**** DATA SHOWN ****

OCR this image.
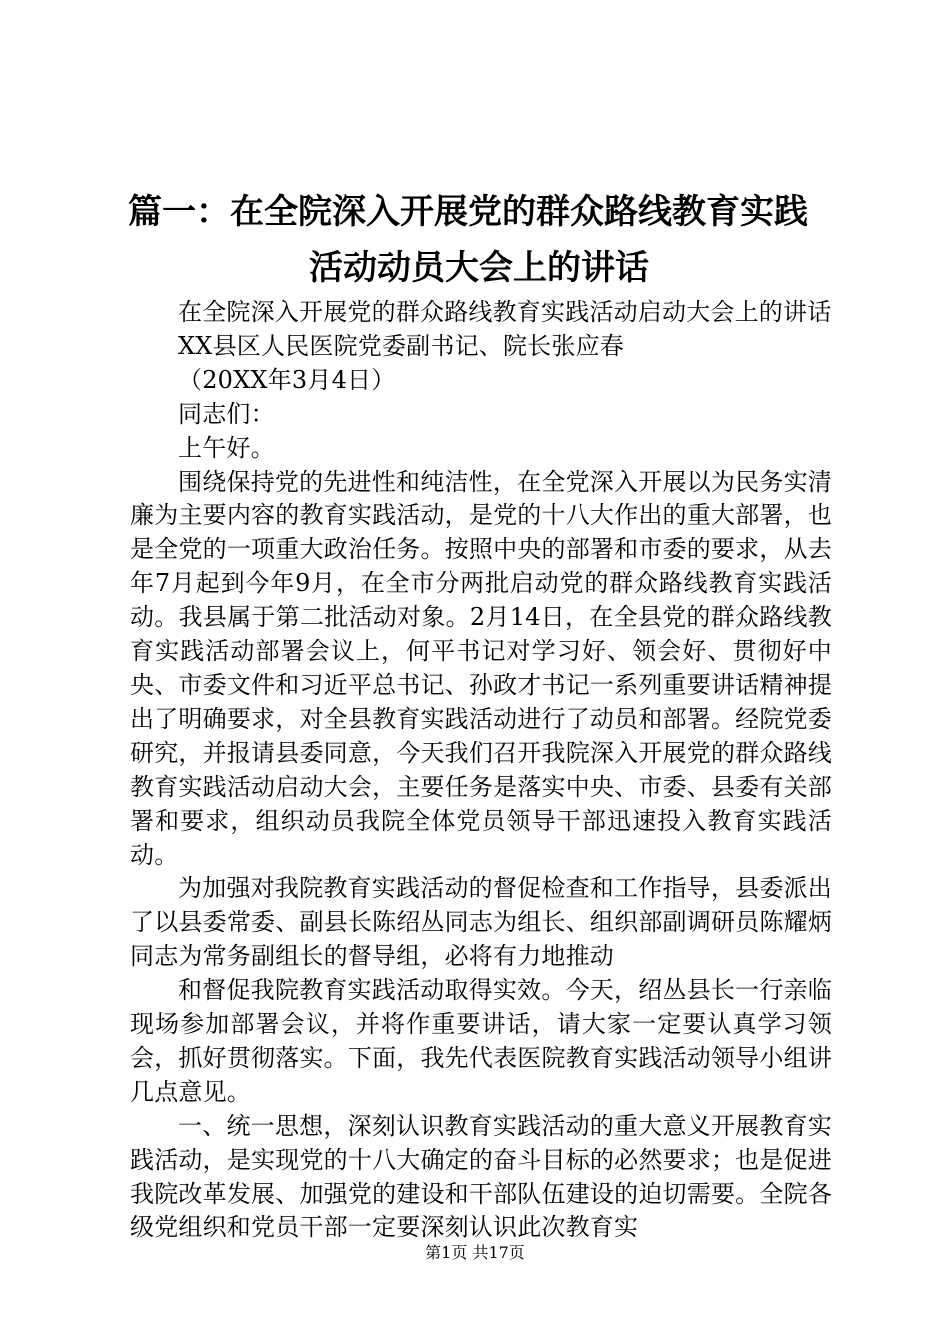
篇一：在全院深入开展党的群众路线教育实践
活动动员大会上的讲话

在全院深入开展党的群众路线教育实践活动启动大会上的讲话

XX县区人民医院党委副书记、院长张应春

（20XX年3月4日）

同志们：

上午好。

围绕保持党的先进性和纯洁性，在全党深入开展以为民务实清廉为主要内容的教育实践活动，是党的十八大作出的重大部署，也是全党的一项重大政治任务。按照中央的部署和市委的要求，从去年7月起到今年9月，在全市分两批启动党的群众路线教育实践活动。我县属于第二批活动对象。2月14日，在全县党的群众路线教育实践活动部署会议上，何平书记对学习好、领会好、贯彻好中央、市委文件和习近平总书记、孙政才书记一系列重要讲话精神提出了明确要求，对全县教育实践活动进行了动员和部署。经院党委研究，并报请县委同意，今天我们召开我院深入开展党的群众路线教育实践活动启动大会，主要任务是落实中央、市委、县委有关部署和要求，组织动员我院全体党员领导干部迅速投入教育实践活动。

为加强对我院教育实践活动的督促检查和工作指导，县委派出了以县委常委、副县长陈绍丛同志为组长、组织部副调研员陈耀炳同志为常务副组长的督导组，必将有力地推动

和督促我院教育实践活动取得实效。今天，绍丛县长一行亲临现场参加部署会议，并将作重要讲话，请大家一定要认真学习领会，抓好贯彻落实。下面，我先代表医院教育实践活动领导小组讲几点意见。

一、统一思想，深刻认识教育实践活动的重大意义开展教育实践活动，是实现党的十八大确定的奋斗目标的必然要求；也是促进我院改革发展、加强党的建设和干部队伍建设的迫切需要。全院各级党组织和党员干部一定要深刻认识此次教育实

第1页 共17页
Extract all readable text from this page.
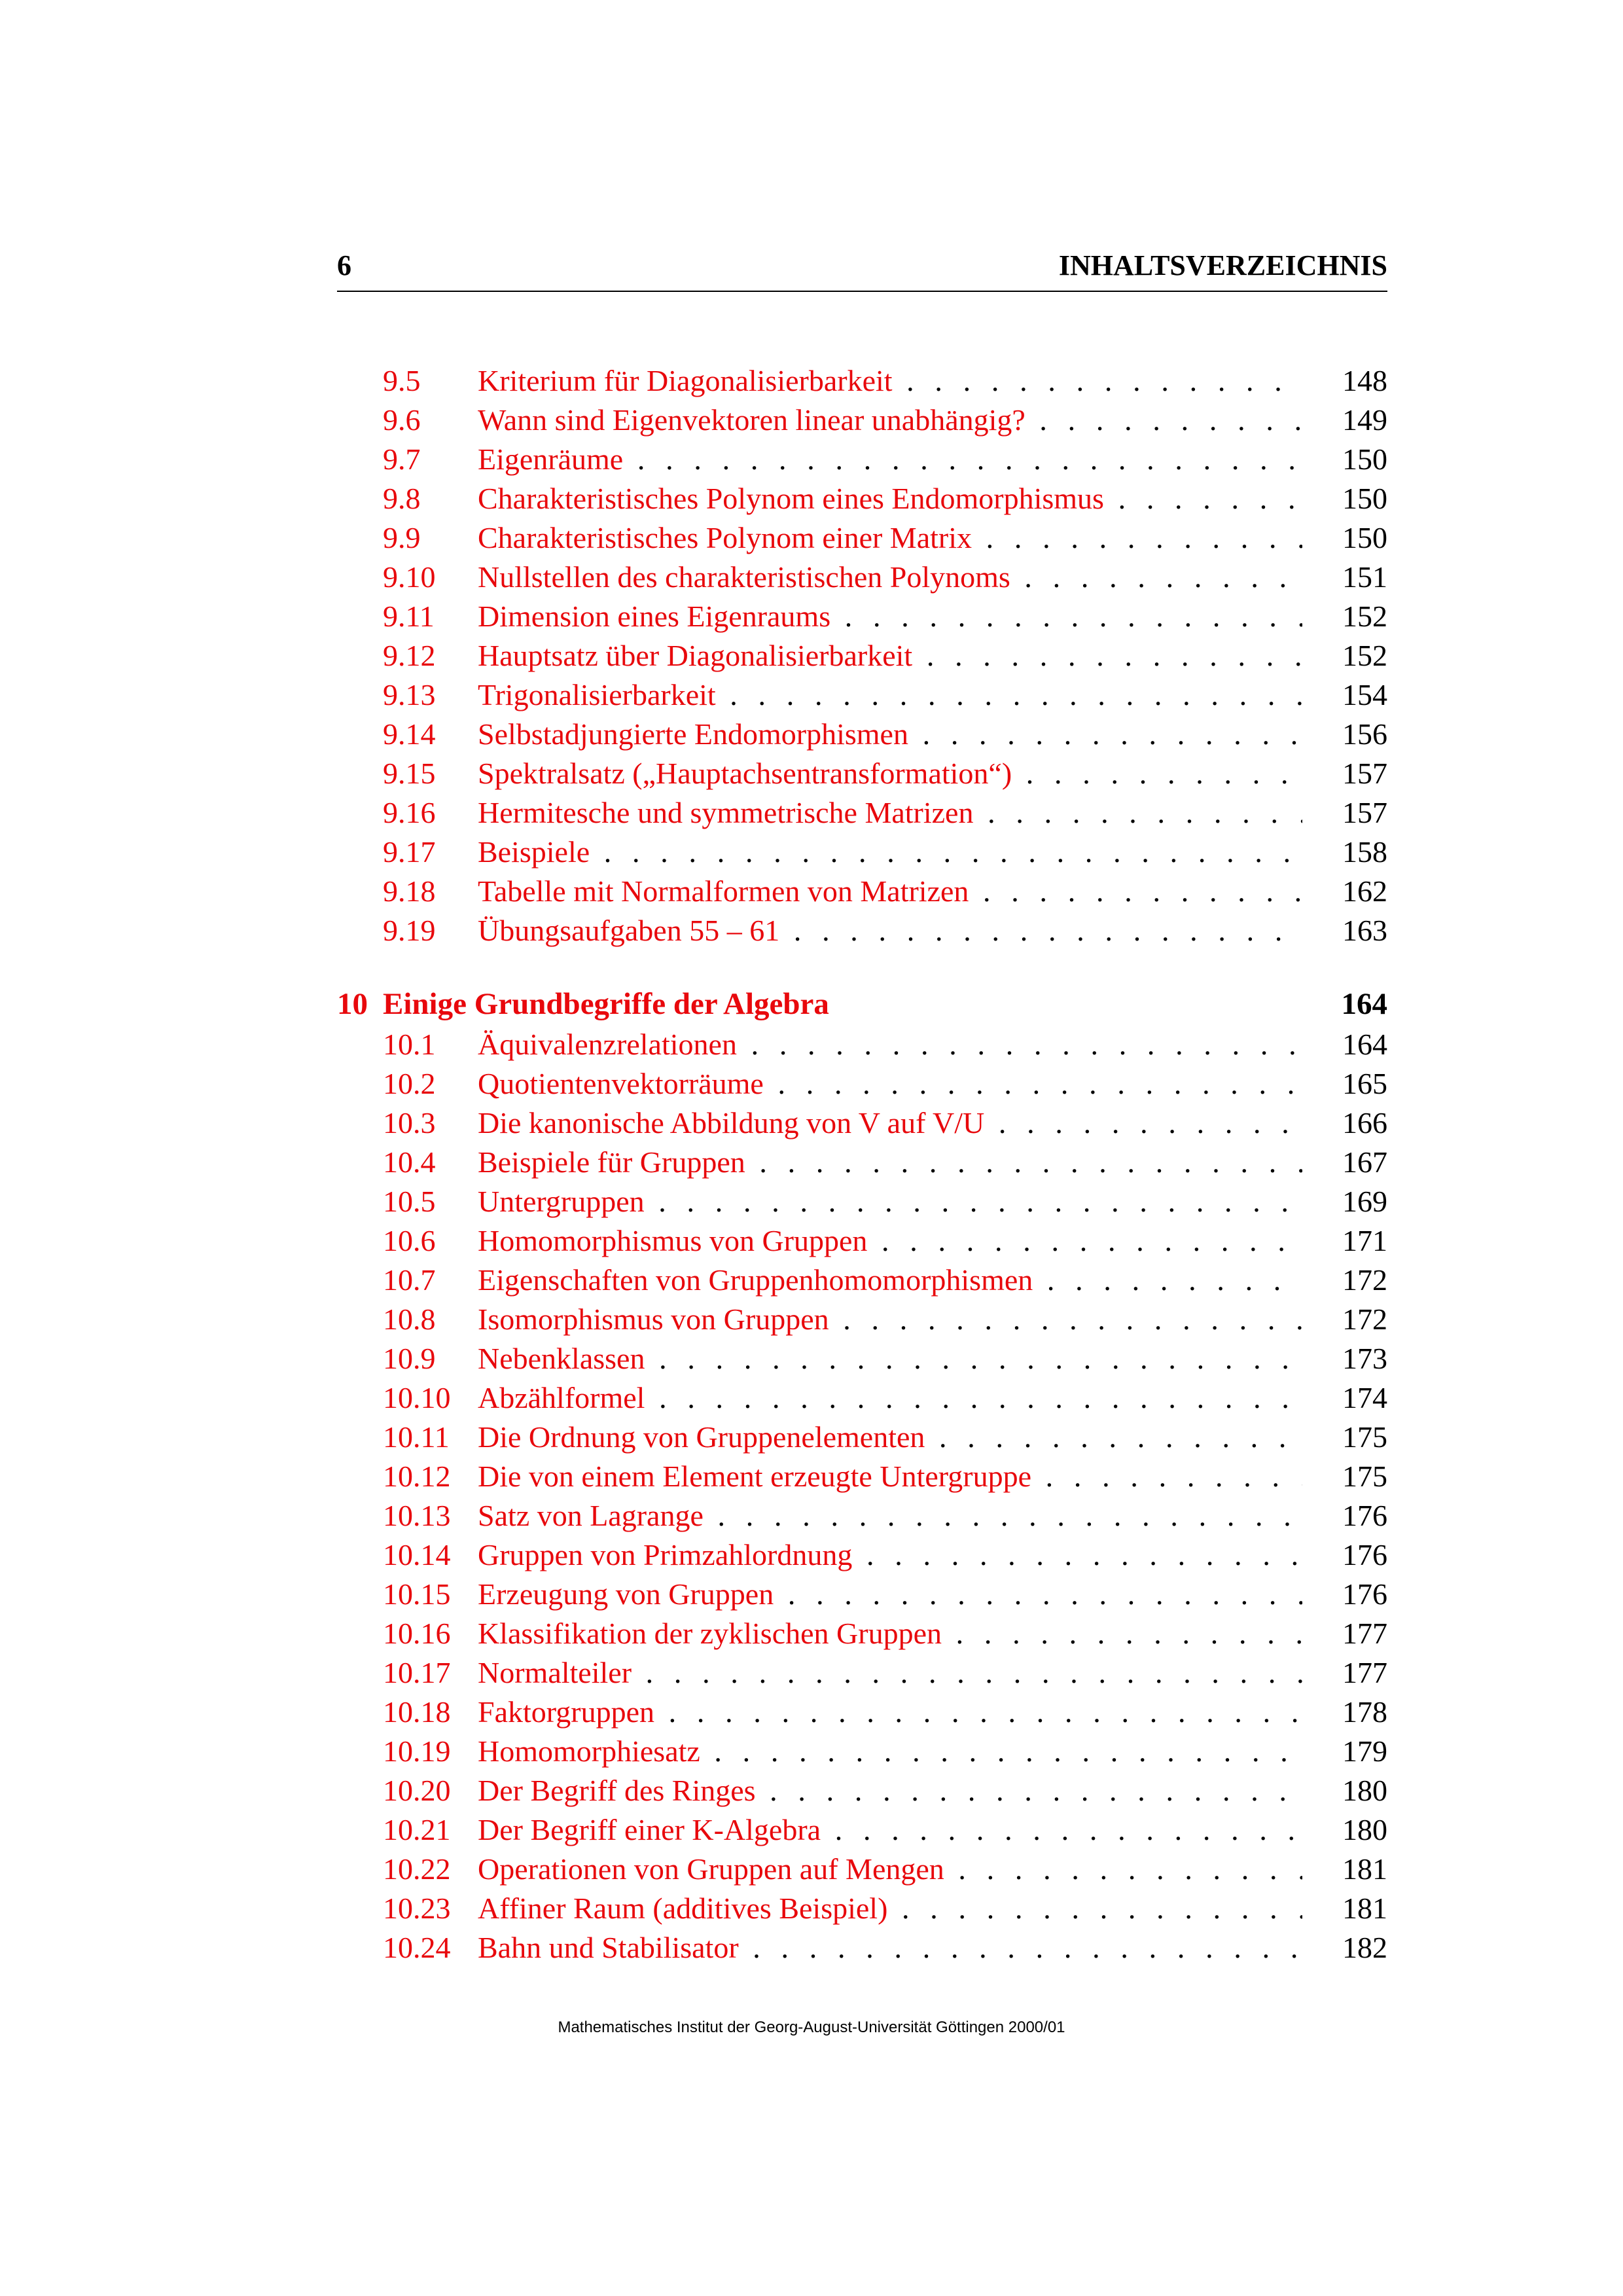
6	INHALTSVERZEICHNIS
9.5 Kriterium für Diagonalisierbarkeit . . .	148
9.6 Wann sind Eigenvektoren linear unabhängig? . . .	149
9.7 Eigenräume . . .	150
9.8 Charakteristisches Polynom eines Endomorphismus . . .	150
9.9 Charakteristisches Polynom einer Matrix . . .	150
9.10 Nullstellen des charakteristischen Polynoms . . .	151
9.11 Dimension eines Eigenraums . . .	152
9.12 Hauptsatz über Diagonalisierbarkeit . . .	152
9.13 Trigonalisierbarkeit . . .	154
9.14 Selbstadjungierte Endomorphismen . . .	156
9.15 Spektralsatz („Hauptachsentransformation“) . . .	157
9.16 Hermitesche und symmetrische Matrizen . . .	157
9.17 Beispiele . . .	158
9.18 Tabelle mit Normalformen von Matrizen . . .	162
9.19 Übungsaufgaben 55 – 61 . . .	163
10 Einige Grundbegriffe der Algebra	164
10.1 Äquivalenzrelationen . . .	164
10.2 Quotientenvektorräume . . .	165
10.3 Die kanonische Abbildung von V auf V/U . . .	166
10.4 Beispiele für Gruppen . . .	167
10.5 Untergruppen . . .	169
10.6 Homomorphismus von Gruppen . . .	171
10.7 Eigenschaften von Gruppenhomomorphismen . . .	172
10.8 Isomorphismus von Gruppen . . .	172
10.9 Nebenklassen . . .	173
10.10 Abzählformel . . .	174
10.11 Die Ordnung von Gruppenelementen . . .	175
10.12 Die von einem Element erzeugte Untergruppe . . .	175
10.13 Satz von Lagrange . . .	176
10.14 Gruppen von Primzahlordnung . . .	176
10.15 Erzeugung von Gruppen . . .	176
10.16 Klassifikation der zyklischen Gruppen . . .	177
10.17 Normalteiler . . .	177
10.18 Faktorgruppen . . .	178
10.19 Homomorphiesatz . . .	179
10.20 Der Begriff des Ringes . . .	180
10.21 Der Begriff einer K-Algebra . . .	180
10.22 Operationen von Gruppen auf Mengen . . .	181
10.23 Affiner Raum (additives Beispiel) . . .	181
10.24 Bahn und Stabilisator . . .	182
Mathematisches Institut der Georg-August-Universität Göttingen 2000/01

****

* [WRITTEN INSTRUCTION] Transcribe every line in the entries above, taking out only the images.

* [COMPLETED EXERCISE]
OCR this image.
篇一：在全院深入开展党的群众路线教育实践
活动动员大会上的讲话

在全院深入开展党的群众路线教育实践活动启动大会上的讲话

XX县区人民医院党委副书记、院长张应春

（20XX年3月4日）

同志们：

上午好。

围绕保持党的先进性和纯洁性，在全党深入开展以为民务实清廉为主要内容的教育实践活动，是党的十八大作出的重大部署，也是全党的一项重大政治任务。按照中央的部署和市委的要求，从去年7月起到今年9月，在全市分两批启动党的群众路线教育实践活动。我县属于第二批活动对象。2月14日，在全县党的群众路线教育实践活动部署会议上，何平书记对学习好、领会好、贯彻好中央、市委文件和习近平总书记、孙政才书记一系列重要讲话精神提出了明确要求，对全县教育实践活动进行了动员和部署。经院党委研究，并报请县委同意，今天我们召开我院深入开展党的群众路线教育实践活动启动大会，主要任务是落实中央、市委、县委有关部署和要求，组织动员我院全体党员领导干部迅速投入教育实践活动。

为加强对我院教育实践活动的督促检查和工作指导，县委派出了以县委常委、副县长陈绍丛同志为组长、组织部副调研员陈耀炳同志为常务副组长的督导组，必将有力地推动

和督促我院教育实践活动取得实效。今天，绍丛县长一行亲临现场参加部署会议，并将作重要讲话，请大家一定要认真学习领会，抓好贯彻落实。下面，我先代表医院教育实践活动领导小组讲几点意见。

一、统一思想，深刻认识教育实践活动的重大意义开展教育实践活动，是实现党的十八大确定的奋斗目标的必然要求；也是促进我院改革发展、加强党的建设和干部队伍建设的迫切需要。全院各级党组织和党员干部一定要深刻认识此次教育实

第1页 共17页
Extract all readable text from this page.
6	INHALTSVERZEICHNIS
9.5 Kriterium für Diagonalisierbarkeit . . .	148
9.6 Wann sind Eigenvektoren linear unabhängig? . . .	149
9.7 Eigenräume . . .	150
9.8 Charakteristisches Polynom eines Endomorphismus . . .	150
9.9 Charakteristisches Polynom einer Matrix . . .	150
9.10 Nullstellen des charakteristischen Polynoms . . .	151
9.11 Dimension eines Eigenraums . . .	152
9.12 Hauptsatz über Diagonalisierbarkeit . . .	152
9.13 Trigonalisierbarkeit . . .	154
9.14 Selbstadjungierte Endomorphismen . . .	156
9.15 Spektralsatz („Hauptachsentransformation“) . . .	157
9.16 Hermitesche und symmetrische Matrizen . . .	157
9.17 Beispiele . . .	158
9.18 Tabelle mit Normalformen von Matrizen . . .	162
9.19 Übungsaufgaben 55 – 61 . . .	163
10 Einige Grundbegriffe der Algebra	164
10.1 Äquivalenzrelationen . . .	164
10.2 Quotientenvektorräume . . .	165
10.3 Die kanonische Abbildung von V auf V/U . . .	166
10.4 Beispiele für Gruppen . . .	167
10.5 Untergruppen . . .	169
10.6 Homomorphismus von Gruppen . . .	171
10.7 Eigenschaften von Gruppenhomomorphismen . . .	172
10.8 Isomorphismus von Gruppen . . .	172
10.9 Nebenklassen . . .	173
10.10 Abzählformel . . .	174
10.11 Die Ordnung von Gruppenelementen . . .	175
10.12 Die von einem Element erzeugte Untergruppe . . .	175
10.13 Satz von Lagrange . . .	176
10.14 Gruppen von Primzahlordnung . . .	176
10.15 Erzeugung von Gruppen . . .	176
10.16 Klassifikation der zyklischen Gruppen . . .	177
10.17 Normalteiler . . .	177
10.18 Faktorgruppen . . .	178
10.19 Homomorphiesatz . . .	179
10.20 Der Begriff des Ringes . . .	180
10.21 Der Begriff einer K-Algebra . . .	180
10.22 Operationen von Gruppen auf Mengen . . .	181
10.23 Affiner Raum (additives Beispiel) . . .	181
10.24 Bahn und Stabilisator . . .	182
Mathematisches Institut der Georg-August-Universität Göttingen 2000/01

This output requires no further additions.